### Items

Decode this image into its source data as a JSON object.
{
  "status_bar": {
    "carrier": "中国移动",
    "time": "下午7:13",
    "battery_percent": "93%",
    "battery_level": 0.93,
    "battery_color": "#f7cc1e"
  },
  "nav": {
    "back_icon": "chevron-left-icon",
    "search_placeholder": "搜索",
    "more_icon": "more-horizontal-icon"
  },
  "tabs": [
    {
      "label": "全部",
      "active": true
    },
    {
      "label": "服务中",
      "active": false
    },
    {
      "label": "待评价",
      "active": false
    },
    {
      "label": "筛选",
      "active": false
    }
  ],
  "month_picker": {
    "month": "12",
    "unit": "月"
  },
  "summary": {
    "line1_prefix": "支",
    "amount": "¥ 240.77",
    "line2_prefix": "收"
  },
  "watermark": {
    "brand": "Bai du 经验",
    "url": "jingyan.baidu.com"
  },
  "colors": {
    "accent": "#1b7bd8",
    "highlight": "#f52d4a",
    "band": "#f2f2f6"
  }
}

######

■ Given problem ■
Search the records above for the string "icon". Copy every line that contains it.

■ Full answer ■
    "back_icon": "chevron-left-icon",
    "more_icon": "more-horizontal-icon"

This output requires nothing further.